● EXERCISE DESCRIPTION: In your copy, leave out the pictures and repeat the entries below exactly.

● Stored entries:
####################
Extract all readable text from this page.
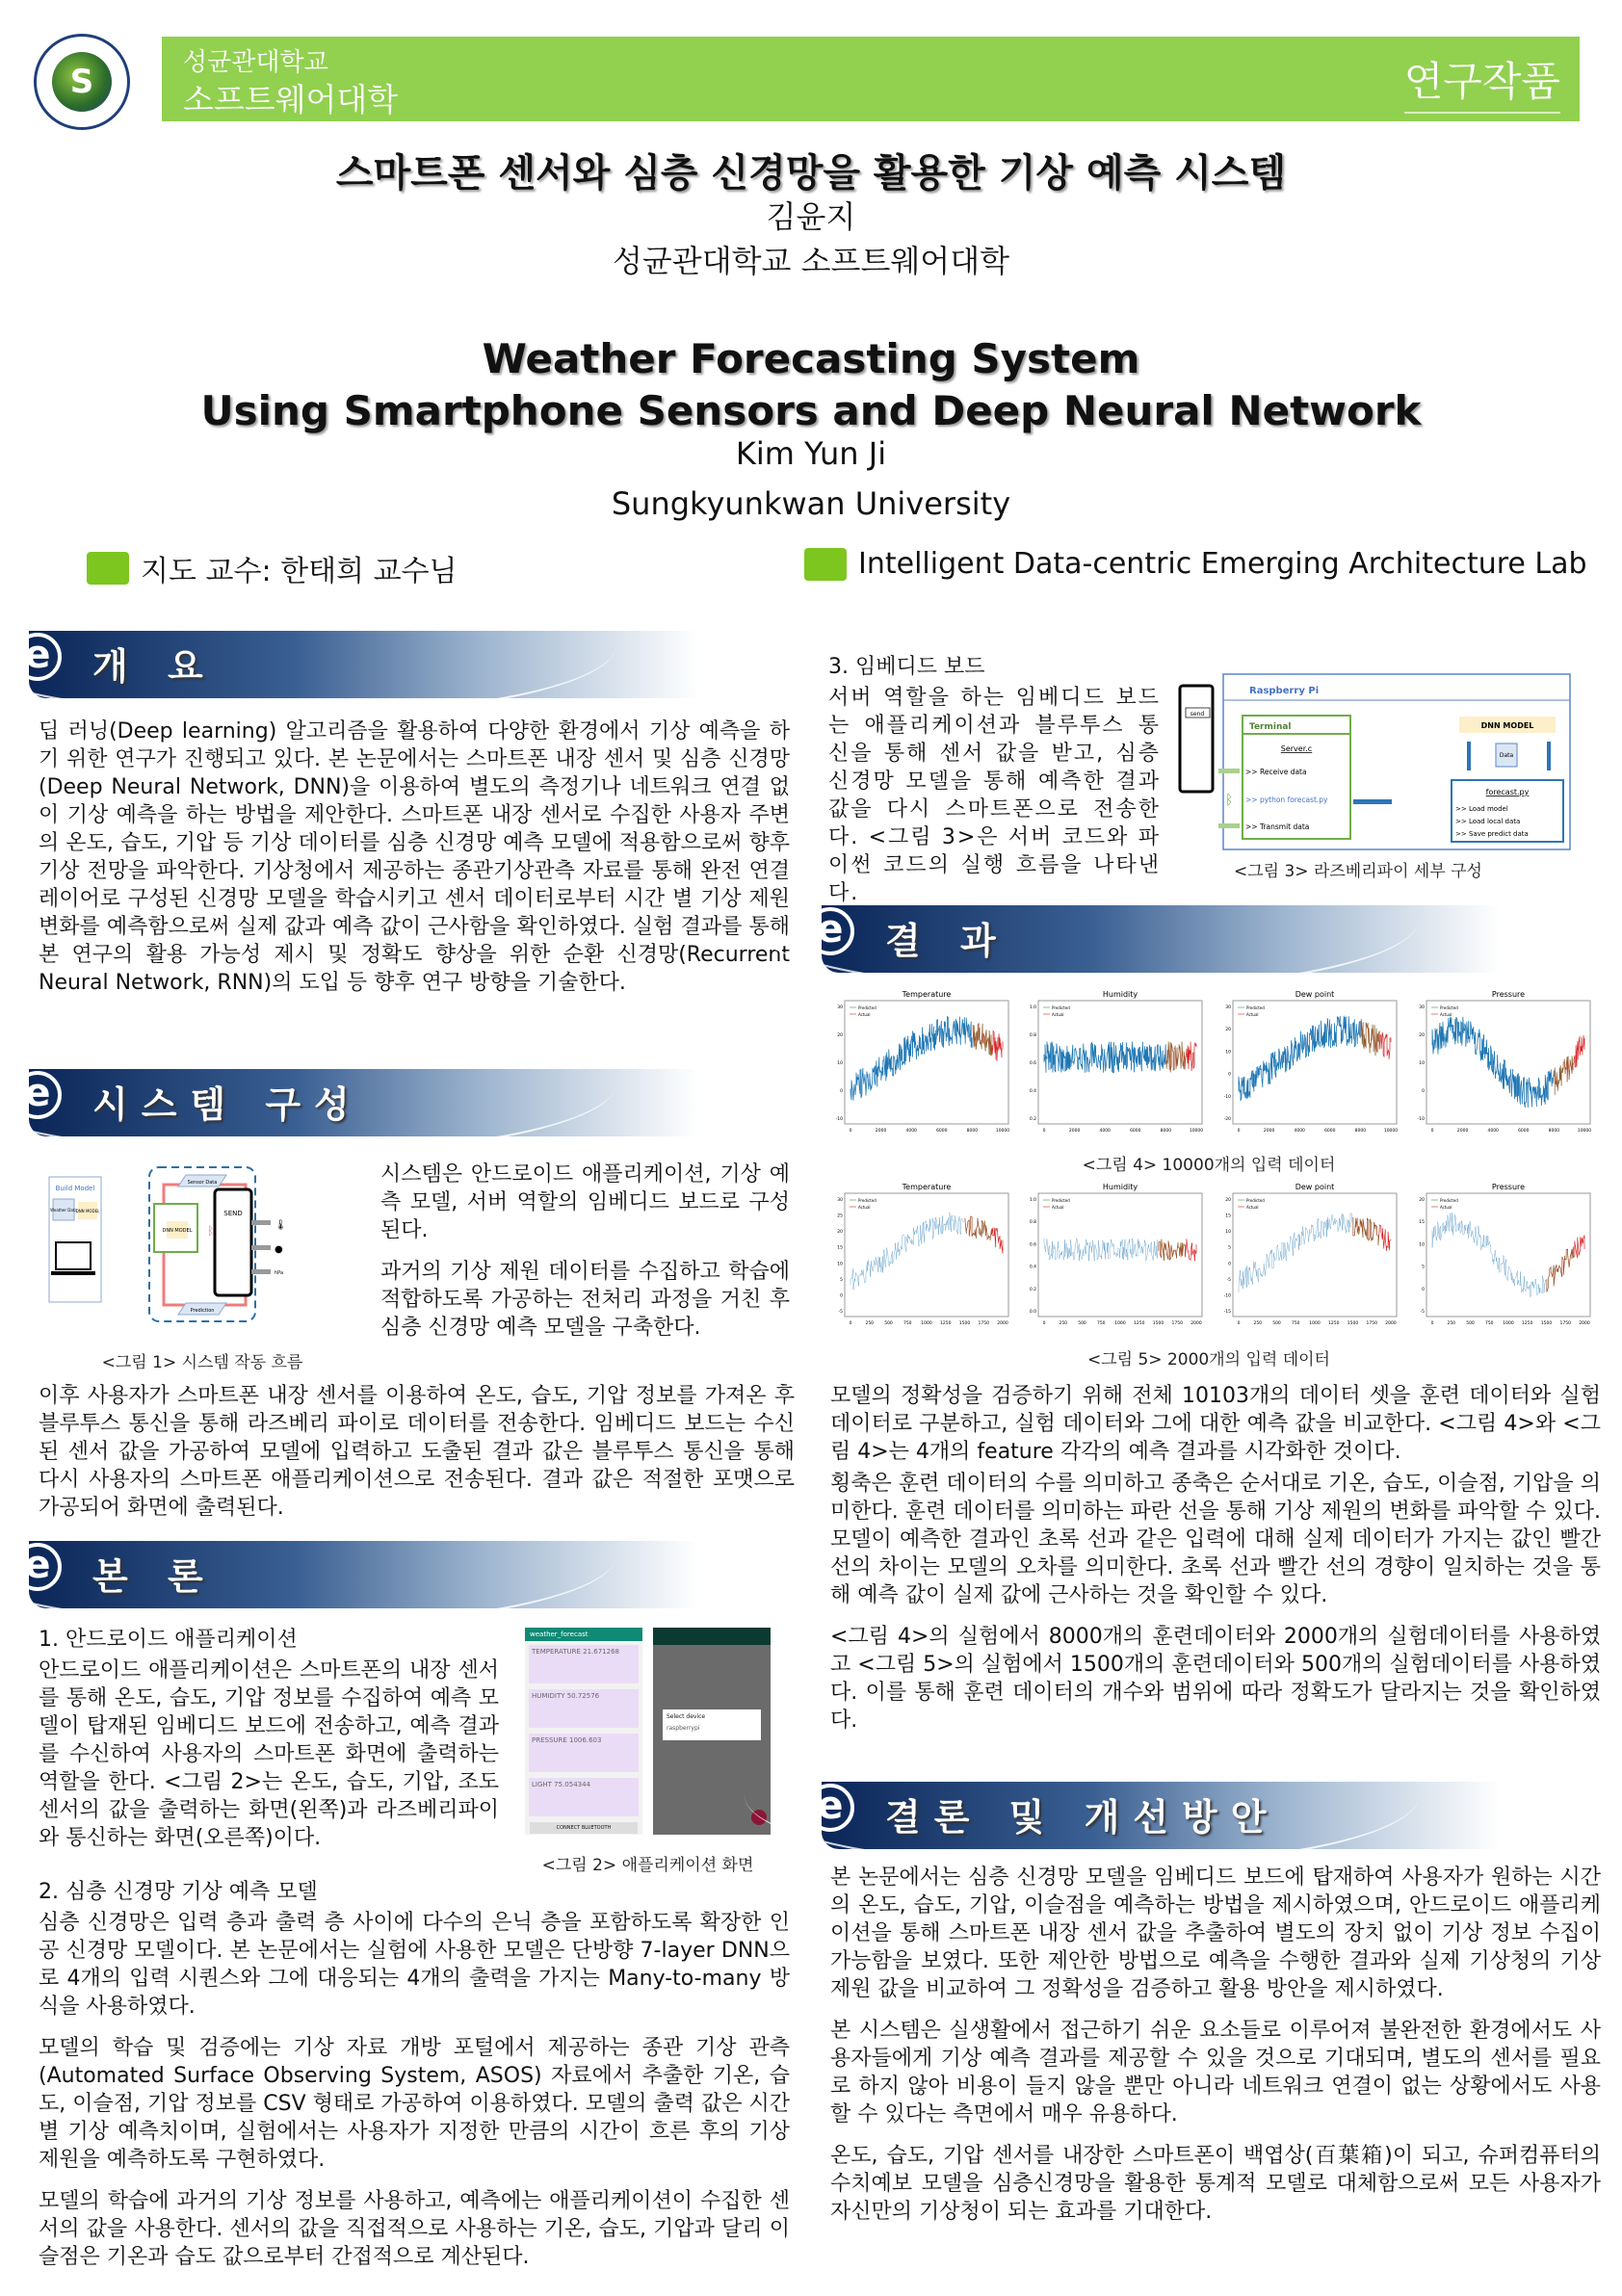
S	성균관대학교
소프트웨어대학	연구작품
스마트폰 센서와 심층 신경망을 활용한 기상 예측 시스템
김윤지
성균관대학교 소프트웨어대학
Weather Forecasting System
Using Smartphone Sensors and Deep Neural Network
Kim Yun Ji
Sungkyunkwan University
지도 교수: 한태희 교수님	Intelligent Data-centric Emerging Architecture Lab
e	개 요
딥 러닝(Deep learning) 알고리즘을 활용하여 다양한 환경에서 기상 예측을 하기 위한 연구가 진행되고 있다. 본 논문에서는 스마트폰 내장 센서 및 심층 신경망(Deep Neural Network, DNN)을 이용하여 별도의 측정기나 네트워크 연결 없이 기상 예측을 하는 방법을 제안한다. 스마트폰 내장 센서로 수집한 사용자 주변의 온도, 습도, 기압 등 기상 데이터를 심층 신경망 예측 모델에 적용함으로써 향후 기상 전망을 파악한다. 기상청에서 제공하는 종관기상관측 자료를 통해 완전 연결 레이어로 구성된 신경망 모델을 학습시키고 센서 데이터로부터 시간 별 기상 제원 변화를 예측함으로써 실제 값과 예측 값이 근사함을 확인하였다. 실험 결과를 통해 본 연구의 활용 가능성 제시 및 정확도 향상을 위한 순환 신경망(Recurrent Neural Network, RNN)의 도입 등 향후 연구 방향을 기술한다.
e	시스템 구성
Build Model
Weather Data
DNN MODEL
DNN MODEL
Sensor Data
Prediction
SEND
ᛒ	🌡
●
hPa
<그림 1> 시스템 작동 흐름

시스템은 안드로이드 애플리케이션, 기상 예측 모델, 서버 역할의 임베디드 보드로 구성된다.

과거의 기상 제원 데이터를 수집하고 학습에 적합하도록 가공하는 전처리 과정을 거친 후 심층 신경망 예측 모델을 구축한다.

이후 사용자가 스마트폰 내장 센서를 이용하여 온도, 습도, 기압 정보를 가져온 후 블루투스 통신을 통해 라즈베리 파이로 데이터를 전송한다. 임베디드 보드는 수신된 센서 값을 가공하여 모델에 입력하고 도출된 결과 값은 블루투스 통신을 통해 다시 사용자의 스마트폰 애플리케이션으로 전송된다. 결과 값은 적절한 포맷으로 가공되어 화면에 출력된다.
e	본 론
1. 안드로이드 애플리케이션
안드로이드 애플리케이션은 스마트폰의 내장 센서를 통해 온도, 습도, 기압 정보를 수집하여 예측 모델이 탑재된 임베디드 보드에 전송하고, 예측 결과를 수신하여 사용자의 스마트폰 화면에 출력하는 역할을 한다. <그림 2>는 온도, 습도, 기압, 조도 센서의 값을 출력하는 화면(왼쪽)과 라즈베리파이와 통신하는 화면(오른쪽)이다.
weather_forecast
TEMPERATURE 21.671268
HUMIDITY 50.72576
PRESSURE 1006.603
LIGHT 75.054344
CONNECT BLUETOOTH
Select device
raspberrypi
<그림 2> 애플리케이션 화면
2. 심층 신경망 기상 예측 모델

심층 신경망은 입력 층과 출력 층 사이에 다수의 은닉 층을 포함하도록 확장한 인공 신경망 모델이다. 본 논문에서는 실험에 사용한 모델은 단방향 7-layer DNN으로 4개의 입력 시퀀스와 그에 대응되는 4개의 출력을 가지는 Many-to-many 방식을 사용하였다.

모델의 학습 및 검증에는 기상 자료 개방 포털에서 제공하는 종관 기상 관측(Automated Surface Observing System, ASOS) 자료에서 추출한 기온, 습도, 이슬점, 기압 정보를 CSV 형태로 가공하여 이용하였다. 모델의 출력 값은 시간 별 기상 예측치이며, 실험에서는 사용자가 지정한 만큼의 시간이 흐른 후의 기상 제원을 예측하도록 구현하였다.

모델의 학습에 과거의 기상 정보를 사용하고, 예측에는 애플리케이션이 수집한 센서의 값을 사용한다. 센서의 값을 직접적으로 사용하는 기온, 습도, 기압과 달리 이슬점은 기온과 습도 값으로부터 간접적으로 계산된다.

3. 임베디드 보드
서버 역할을 하는 임베디드 보드는 애플리케이션과 블루투스 통신을 통해 센서 값을 받고, 심층 신경망 모델을 통해 예측한 결과 값을 다시 스마트폰으로 전송한다. <그림 3>은 서버 코드와 파이썬 코드의 실행 흐름을 나타낸다.
send
Raspberry Pi
Terminal
Server.c
>> Receive data
>> python forecast.py
>> Transmit data
ᛒ
DNN MODEL
Data
forecast.py
>> Load model
>> Load local data
>> Save predict data
<그림 3> 라즈베리파이 세부 구성
e	결 과
Temperature
-10
0
10
20
30
0	2000	4000	6000	8000	10000
Predicted
Actual
Humidity
0.2
0.4
0.6
0.8
1.0
0	2000	4000	6000	8000	10000
Predicted
Actual
Dew point
-20
-10
0
10
20
30
0	2000	4000	6000	8000	10000
Predicted
Actual
Pressure
-10
0
10
20
30
0	2000	4000	6000	8000	10000
Predicted
Actual
<그림 4> 10000개의 입력 데이터
Temperature
-5
0
5
10
15
20
25
30
0	250 500 750 1000 1250 1500 1750 2000
Predicted
Actual
Humidity
0.0
0.2
0.4
0.6
0.8
1.0
0	250 500 750 1000 1250 1500 1750 2000
Predicted
Actual
Dew point
-15
-10
-5
0
5
10
15
20
0	250 500 750 1000 1250 1500 1750 2000
Predicted
Actual
Pressure
-5
0
5
10
15
20
0	250 500 750 1000 1250 1500 1750 2000
Predicted
Actual
<그림 5> 2000개의 입력 데이터

모델의 정확성을 검증하기 위해 전체 10103개의 데이터 셋을 훈련 데이터와 실험 데이터로 구분하고, 실험 데이터와 그에 대한 예측 값을 비교한다. <그림 4>와 <그림 4>는 4개의 feature 각각의 예측 결과를 시각화한 것이다.

횡축은 훈련 데이터의 수를 의미하고 종축은 순서대로 기온, 습도, 이슬점, 기압을 의미한다. 훈련 데이터를 의미하는 파란 선을 통해 기상 제원의 변화를 파악할 수 있다. 모델이 예측한 결과인 초록 선과 같은 입력에 대해 실제 데이터가 가지는 값인 빨간 선의 차이는 모델의 오차를 의미한다. 초록 선과 빨간 선의 경향이 일치하는 것을 통해 예측 값이 실제 값에 근사하는 것을 확인할 수 있다.

<그림 4>의 실험에서 8000개의 훈련데이터와 2000개의 실험데이터를 사용하였고 <그림 5>의 실험에서 1500개의 훈련데이터와 500개의 실험데이터를 사용하였다. 이를 통해 훈련 데이터의 개수와 범위에 따라 정확도가 달라지는 것을 확인하였다.

e	결론 및 개선방안

본 논문에서는 심층 신경망 모델을 임베디드 보드에 탑재하여 사용자가 원하는 시간의 온도, 습도, 기압, 이슬점을 예측하는 방법을 제시하였으며, 안드로이드 애플리케이션을 통해 스마트폰 내장 센서 값을 추출하여 별도의 장치 없이 기상 정보 수집이 가능함을 보였다. 또한 제안한 방법으로 예측을 수행한 결과와 실제 기상청의 기상 제원 값을 비교하여 그 정확성을 검증하고 활용 방안을 제시하였다.

본 시스템은 실생활에서 접근하기 쉬운 요소들로 이루어져 불완전한 환경에서도 사용자들에게 기상 예측 결과를 제공할 수 있을 것으로 기대되며, 별도의 센서를 필요로 하지 않아 비용이 들지 않을 뿐만 아니라 네트워크 연결이 없는 상황에서도 사용할 수 있다는 측면에서 매우 유용하다.

온도, 습도, 기압 센서를 내장한 스마트폰이 백엽상(百葉箱)이 되고, 슈퍼컴퓨터의 수치예보 모델을 심층신경망을 활용한 통계적 모델로 대체함으로써 모든 사용자가 자신만의 기상청이 되는 효과를 기대한다.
####################
● REPLY:
Extract all readable text from this page.
S	성균관대학교
소프트웨어대학	연구작품
스마트폰 센서와 심층 신경망을 활용한 기상 예측 시스템
김윤지
성균관대학교 소프트웨어대학
Weather Forecasting System
Using Smartphone Sensors and Deep Neural Network
Kim Yun Ji
Sungkyunkwan University
지도 교수: 한태희 교수님	Intelligent Data-centric Emerging Architecture Lab
e	개 요
딥 러닝(Deep learning) 알고리즘을 활용하여 다양한 환경에서 기상 예측을 하기 위한 연구가 진행되고 있다. 본 논문에서는 스마트폰 내장 센서 및 심층 신경망(Deep Neural Network, DNN)을 이용하여 별도의 측정기나 네트워크 연결 없이 기상 예측을 하는 방법을 제안한다. 스마트폰 내장 센서로 수집한 사용자 주변의 온도, 습도, 기압 등 기상 데이터를 심층 신경망 예측 모델에 적용함으로써 향후 기상 전망을 파악한다. 기상청에서 제공하는 종관기상관측 자료를 통해 완전 연결 레이어로 구성된 신경망 모델을 학습시키고 센서 데이터로부터 시간 별 기상 제원 변화를 예측함으로써 실제 값과 예측 값이 근사함을 확인하였다. 실험 결과를 통해 본 연구의 활용 가능성 제시 및 정확도 향상을 위한 순환 신경망(Recurrent Neural Network, RNN)의 도입 등 향후 연구 방향을 기술한다.
e	시스템 구성
Build Model
Weather Data
DNN MODEL
DNN MODEL
Sensor Data
Prediction
SEND
ᛒ	🌡
●
hPa
<그림 1> 시스템 작동 흐름

시스템은 안드로이드 애플리케이션, 기상 예측 모델, 서버 역할의 임베디드 보드로 구성된다.

과거의 기상 제원 데이터를 수집하고 학습에 적합하도록 가공하는 전처리 과정을 거친 후 심층 신경망 예측 모델을 구축한다.

이후 사용자가 스마트폰 내장 센서를 이용하여 온도, 습도, 기압 정보를 가져온 후 블루투스 통신을 통해 라즈베리 파이로 데이터를 전송한다. 임베디드 보드는 수신된 센서 값을 가공하여 모델에 입력하고 도출된 결과 값은 블루투스 통신을 통해 다시 사용자의 스마트폰 애플리케이션으로 전송된다. 결과 값은 적절한 포맷으로 가공되어 화면에 출력된다.
e	본 론
1. 안드로이드 애플리케이션
안드로이드 애플리케이션은 스마트폰의 내장 센서를 통해 온도, 습도, 기압 정보를 수집하여 예측 모델이 탑재된 임베디드 보드에 전송하고, 예측 결과를 수신하여 사용자의 스마트폰 화면에 출력하는 역할을 한다. <그림 2>는 온도, 습도, 기압, 조도 센서의 값을 출력하는 화면(왼쪽)과 라즈베리파이와 통신하는 화면(오른쪽)이다.
weather_forecast
TEMPERATURE 21.671268
HUMIDITY 50.72576
PRESSURE 1006.603
LIGHT 75.054344
CONNECT BLUETOOTH
Select device
raspberrypi
<그림 2> 애플리케이션 화면
2. 심층 신경망 기상 예측 모델

심층 신경망은 입력 층과 출력 층 사이에 다수의 은닉 층을 포함하도록 확장한 인공 신경망 모델이다. 본 논문에서는 실험에 사용한 모델은 단방향 7-layer DNN으로 4개의 입력 시퀀스와 그에 대응되는 4개의 출력을 가지는 Many-to-many 방식을 사용하였다.

모델의 학습 및 검증에는 기상 자료 개방 포털에서 제공하는 종관 기상 관측(Automated Surface Observing System, ASOS) 자료에서 추출한 기온, 습도, 이슬점, 기압 정보를 CSV 형태로 가공하여 이용하였다. 모델의 출력 값은 시간 별 기상 예측치이며, 실험에서는 사용자가 지정한 만큼의 시간이 흐른 후의 기상 제원을 예측하도록 구현하였다.

모델의 학습에 과거의 기상 정보를 사용하고, 예측에는 애플리케이션이 수집한 센서의 값을 사용한다. 센서의 값을 직접적으로 사용하는 기온, 습도, 기압과 달리 이슬점은 기온과 습도 값으로부터 간접적으로 계산된다.

3. 임베디드 보드
서버 역할을 하는 임베디드 보드는 애플리케이션과 블루투스 통신을 통해 센서 값을 받고, 심층 신경망 모델을 통해 예측한 결과 값을 다시 스마트폰으로 전송한다. <그림 3>은 서버 코드와 파이썬 코드의 실행 흐름을 나타낸다.
send
Raspberry Pi
Terminal
Server.c
>> Receive data
>> python forecast.py
>> Transmit data
ᛒ
DNN MODEL
Data
forecast.py
>> Load model
>> Load local data
>> Save predict data
<그림 3> 라즈베리파이 세부 구성
e	결 과
Temperature
-10
0
10
20
30
0	2000	4000	6000	8000	10000
Predicted
Actual
Humidity
0.2
0.4
0.6
0.8
1.0
0	2000	4000	6000	8000	10000
Predicted
Actual
Dew point
-20
-10
0
10
20
30
0	2000	4000	6000	8000	10000
Predicted
Actual
Pressure
-10
0
10
20
30
0	2000	4000	6000	8000	10000
Predicted
Actual
<그림 4> 10000개의 입력 데이터
Temperature
-5
0
5
10
15
20
25
30
0	250 500 750 1000 1250 1500 1750 2000
Predicted
Actual
Humidity
0.0
0.2
0.4
0.6
0.8
1.0
0	250 500 750 1000 1250 1500 1750 2000
Predicted
Actual
Dew point
-15
-10
-5
0
5
10
15
20
0	250 500 750 1000 1250 1500 1750 2000
Predicted
Actual
Pressure
-5
0
5
10
15
20
0	250 500 750 1000 1250 1500 1750 2000
Predicted
Actual
<그림 5> 2000개의 입력 데이터

모델의 정확성을 검증하기 위해 전체 10103개의 데이터 셋을 훈련 데이터와 실험 데이터로 구분하고, 실험 데이터와 그에 대한 예측 값을 비교한다. <그림 4>와 <그림 4>는 4개의 feature 각각의 예측 결과를 시각화한 것이다.

횡축은 훈련 데이터의 수를 의미하고 종축은 순서대로 기온, 습도, 이슬점, 기압을 의미한다. 훈련 데이터를 의미하는 파란 선을 통해 기상 제원의 변화를 파악할 수 있다. 모델이 예측한 결과인 초록 선과 같은 입력에 대해 실제 데이터가 가지는 값인 빨간 선의 차이는 모델의 오차를 의미한다. 초록 선과 빨간 선의 경향이 일치하는 것을 통해 예측 값이 실제 값에 근사하는 것을 확인할 수 있다.

<그림 4>의 실험에서 8000개의 훈련데이터와 2000개의 실험데이터를 사용하였고 <그림 5>의 실험에서 1500개의 훈련데이터와 500개의 실험데이터를 사용하였다. 이를 통해 훈련 데이터의 개수와 범위에 따라 정확도가 달라지는 것을 확인하였다.

e	결론 및 개선방안

본 논문에서는 심층 신경망 모델을 임베디드 보드에 탑재하여 사용자가 원하는 시간의 온도, 습도, 기압, 이슬점을 예측하는 방법을 제시하였으며, 안드로이드 애플리케이션을 통해 스마트폰 내장 센서 값을 추출하여 별도의 장치 없이 기상 정보 수집이 가능함을 보였다. 또한 제안한 방법으로 예측을 수행한 결과와 실제 기상청의 기상 제원 값을 비교하여 그 정확성을 검증하고 활용 방안을 제시하였다.

본 시스템은 실생활에서 접근하기 쉬운 요소들로 이루어져 불완전한 환경에서도 사용자들에게 기상 예측 결과를 제공할 수 있을 것으로 기대되며, 별도의 센서를 필요로 하지 않아 비용이 들지 않을 뿐만 아니라 네트워크 연결이 없는 상황에서도 사용할 수 있다는 측면에서 매우 유용하다.

온도, 습도, 기압 센서를 내장한 스마트폰이 백엽상(百葉箱)이 되고, 슈퍼컴퓨터의 수치예보 모델을 심층신경망을 활용한 통계적 모델로 대체함으로써 모든 사용자가 자신만의 기상청이 되는 효과를 기대한다.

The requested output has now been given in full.